Page and application data records

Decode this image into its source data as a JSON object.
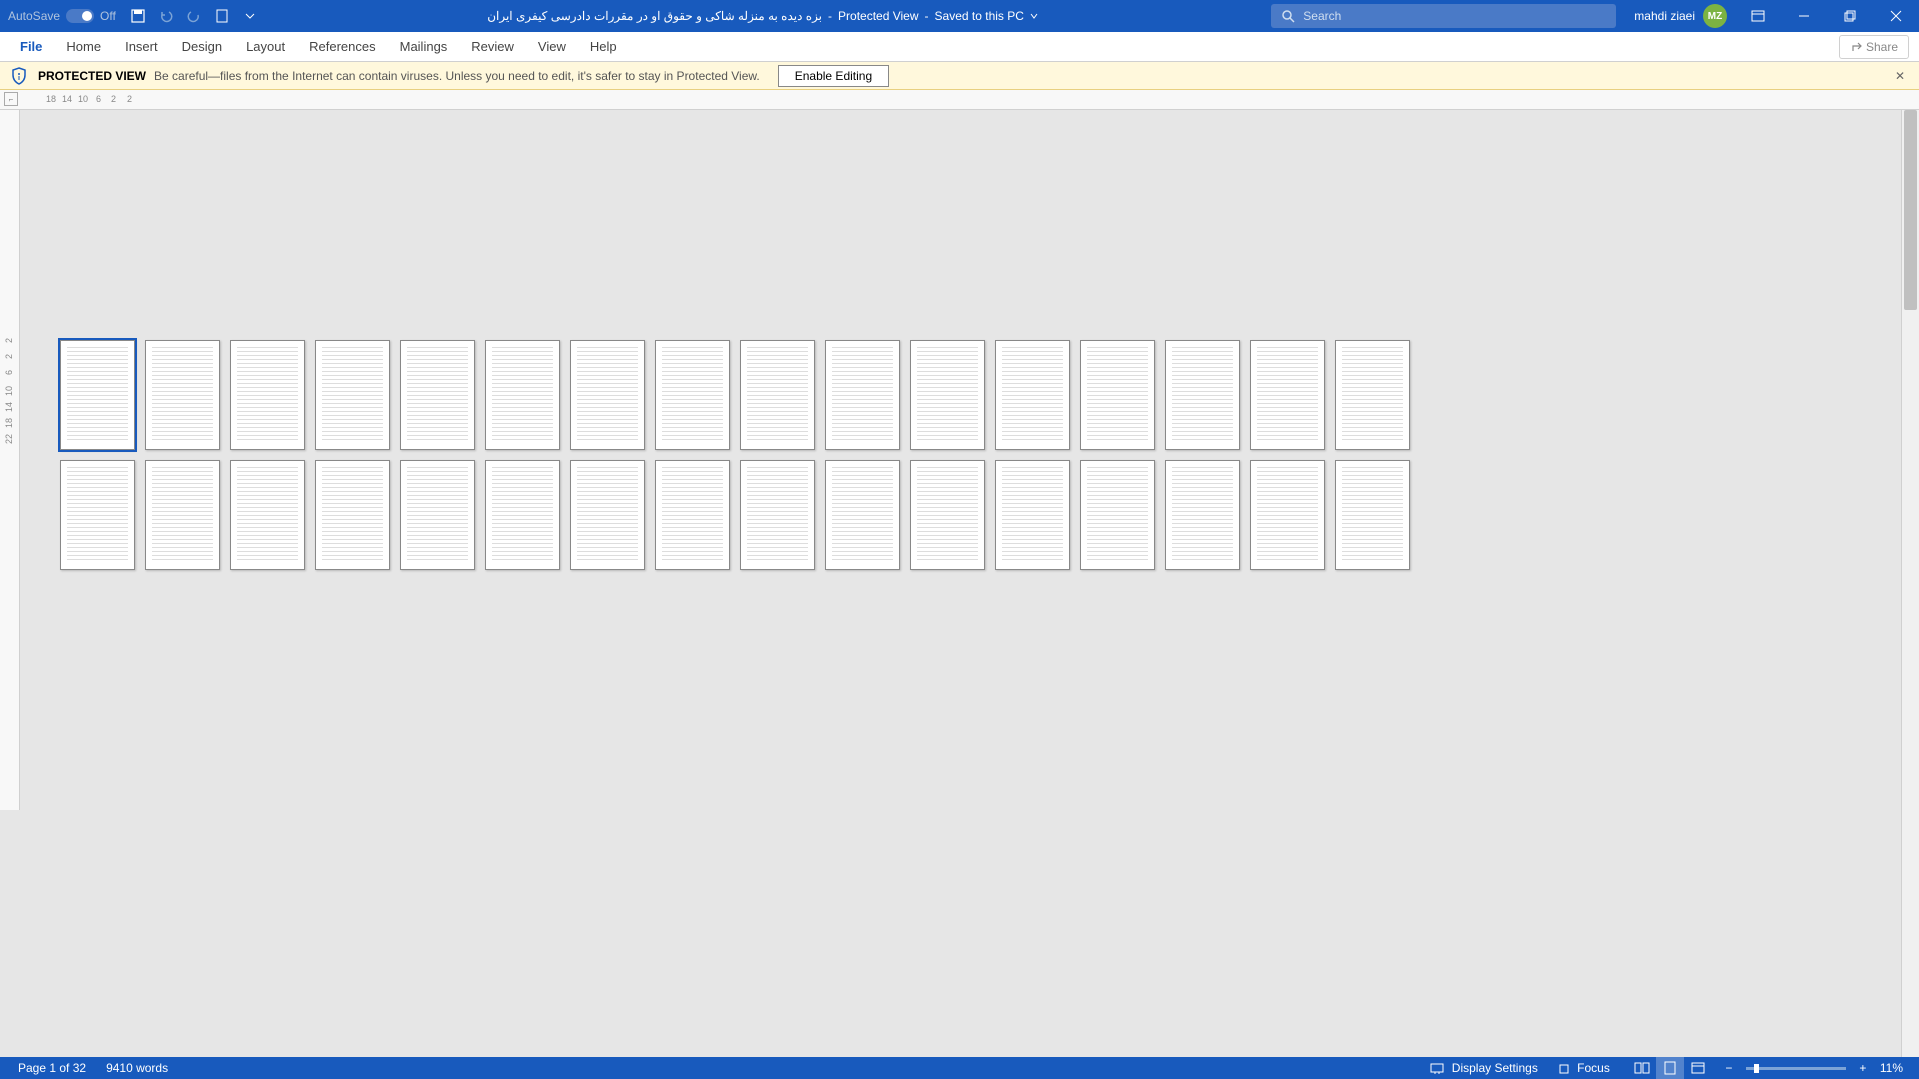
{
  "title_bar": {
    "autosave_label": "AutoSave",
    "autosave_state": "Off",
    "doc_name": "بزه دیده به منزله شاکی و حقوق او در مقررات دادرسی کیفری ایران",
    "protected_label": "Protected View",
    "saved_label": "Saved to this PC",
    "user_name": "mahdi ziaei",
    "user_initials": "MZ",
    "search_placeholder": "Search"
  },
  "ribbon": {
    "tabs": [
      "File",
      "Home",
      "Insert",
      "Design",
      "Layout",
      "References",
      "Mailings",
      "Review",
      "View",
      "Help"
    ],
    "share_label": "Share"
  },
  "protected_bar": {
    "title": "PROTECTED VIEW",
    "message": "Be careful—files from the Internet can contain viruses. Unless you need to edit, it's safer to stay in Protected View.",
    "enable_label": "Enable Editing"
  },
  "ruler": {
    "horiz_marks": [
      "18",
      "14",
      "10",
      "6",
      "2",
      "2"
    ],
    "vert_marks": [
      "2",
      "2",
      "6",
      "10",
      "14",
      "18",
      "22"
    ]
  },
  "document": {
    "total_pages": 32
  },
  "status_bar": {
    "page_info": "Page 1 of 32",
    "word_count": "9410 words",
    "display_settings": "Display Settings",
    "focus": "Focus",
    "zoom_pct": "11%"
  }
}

--

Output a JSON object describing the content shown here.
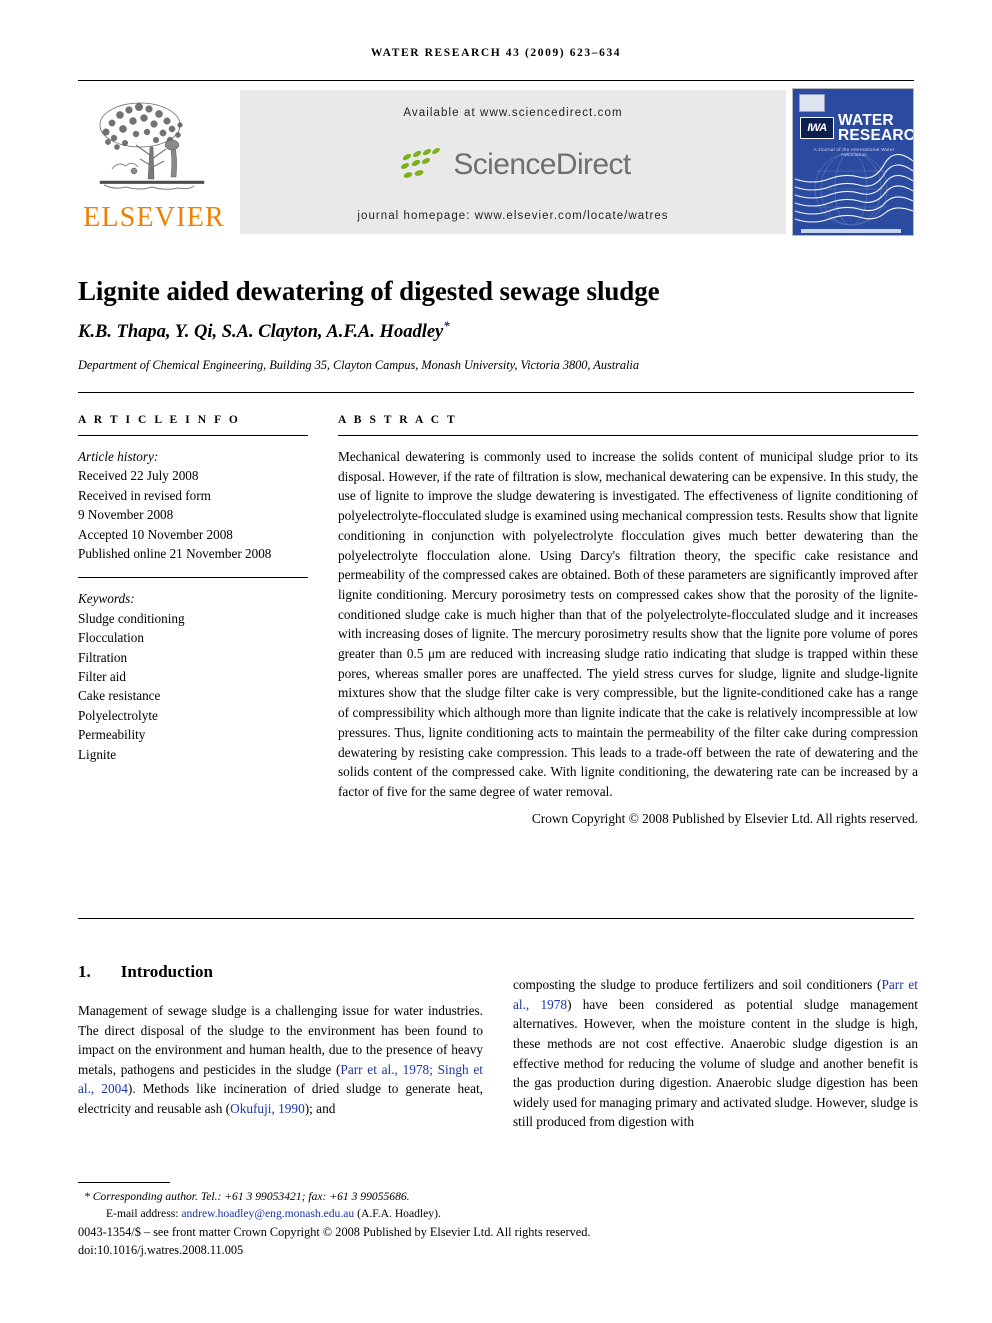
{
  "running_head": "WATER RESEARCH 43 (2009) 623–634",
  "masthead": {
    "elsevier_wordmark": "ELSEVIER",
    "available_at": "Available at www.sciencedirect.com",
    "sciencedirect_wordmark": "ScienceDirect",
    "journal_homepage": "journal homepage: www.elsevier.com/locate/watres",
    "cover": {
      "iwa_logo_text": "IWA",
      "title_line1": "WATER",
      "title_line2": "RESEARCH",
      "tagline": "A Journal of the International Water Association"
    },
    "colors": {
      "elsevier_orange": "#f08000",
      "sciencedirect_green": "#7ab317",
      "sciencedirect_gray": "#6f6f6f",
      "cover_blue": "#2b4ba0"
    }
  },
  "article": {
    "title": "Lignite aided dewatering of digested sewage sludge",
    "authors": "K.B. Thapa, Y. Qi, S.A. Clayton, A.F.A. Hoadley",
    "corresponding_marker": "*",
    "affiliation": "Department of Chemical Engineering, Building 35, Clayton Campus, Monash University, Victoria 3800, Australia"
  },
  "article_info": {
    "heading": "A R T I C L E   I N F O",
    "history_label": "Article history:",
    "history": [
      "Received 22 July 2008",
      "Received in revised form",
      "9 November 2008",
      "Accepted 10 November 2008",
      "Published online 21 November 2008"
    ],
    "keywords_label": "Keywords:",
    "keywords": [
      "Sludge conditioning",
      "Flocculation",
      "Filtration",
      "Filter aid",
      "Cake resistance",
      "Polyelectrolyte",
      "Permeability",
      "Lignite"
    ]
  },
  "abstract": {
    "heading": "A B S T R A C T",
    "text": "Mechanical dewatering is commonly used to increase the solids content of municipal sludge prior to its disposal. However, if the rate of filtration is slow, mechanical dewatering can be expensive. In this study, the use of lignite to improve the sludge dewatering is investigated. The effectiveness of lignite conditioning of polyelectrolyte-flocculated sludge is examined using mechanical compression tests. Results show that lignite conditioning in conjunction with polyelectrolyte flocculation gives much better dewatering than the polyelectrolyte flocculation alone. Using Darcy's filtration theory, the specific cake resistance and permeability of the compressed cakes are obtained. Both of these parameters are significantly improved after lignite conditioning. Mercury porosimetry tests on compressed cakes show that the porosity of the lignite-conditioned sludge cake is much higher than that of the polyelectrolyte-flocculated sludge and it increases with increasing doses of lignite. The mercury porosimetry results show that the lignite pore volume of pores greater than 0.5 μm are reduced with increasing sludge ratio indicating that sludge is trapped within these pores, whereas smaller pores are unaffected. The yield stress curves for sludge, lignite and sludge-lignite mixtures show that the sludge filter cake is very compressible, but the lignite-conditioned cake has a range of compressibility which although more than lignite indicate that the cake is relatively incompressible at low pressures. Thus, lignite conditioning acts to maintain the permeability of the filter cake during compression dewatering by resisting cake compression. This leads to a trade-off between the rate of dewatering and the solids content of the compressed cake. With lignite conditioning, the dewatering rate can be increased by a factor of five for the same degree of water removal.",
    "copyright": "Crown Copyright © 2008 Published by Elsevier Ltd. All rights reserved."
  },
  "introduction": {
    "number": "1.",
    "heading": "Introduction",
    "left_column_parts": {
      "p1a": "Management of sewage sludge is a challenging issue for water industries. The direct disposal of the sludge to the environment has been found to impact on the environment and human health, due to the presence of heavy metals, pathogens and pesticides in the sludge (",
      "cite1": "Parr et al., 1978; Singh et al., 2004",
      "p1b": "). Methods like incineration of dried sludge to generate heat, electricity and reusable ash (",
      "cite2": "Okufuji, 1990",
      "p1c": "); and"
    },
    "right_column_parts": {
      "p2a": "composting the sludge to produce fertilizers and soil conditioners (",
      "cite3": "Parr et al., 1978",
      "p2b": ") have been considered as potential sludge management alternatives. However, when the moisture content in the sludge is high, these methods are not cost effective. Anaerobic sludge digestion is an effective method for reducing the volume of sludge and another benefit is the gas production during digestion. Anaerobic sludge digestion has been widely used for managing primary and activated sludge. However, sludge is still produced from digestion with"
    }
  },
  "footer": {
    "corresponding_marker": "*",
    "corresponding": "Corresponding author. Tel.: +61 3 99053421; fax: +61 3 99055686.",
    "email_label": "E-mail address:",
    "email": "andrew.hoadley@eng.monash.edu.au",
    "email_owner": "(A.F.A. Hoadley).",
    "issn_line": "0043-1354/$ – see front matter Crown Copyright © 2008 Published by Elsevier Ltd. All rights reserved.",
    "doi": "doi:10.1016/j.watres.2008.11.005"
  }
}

> PROBLEM DESCRIPTION
Across the records, count each line that holds the string "JSON". Respond with the number only.

> RESULT OF THIS EXERCISE
2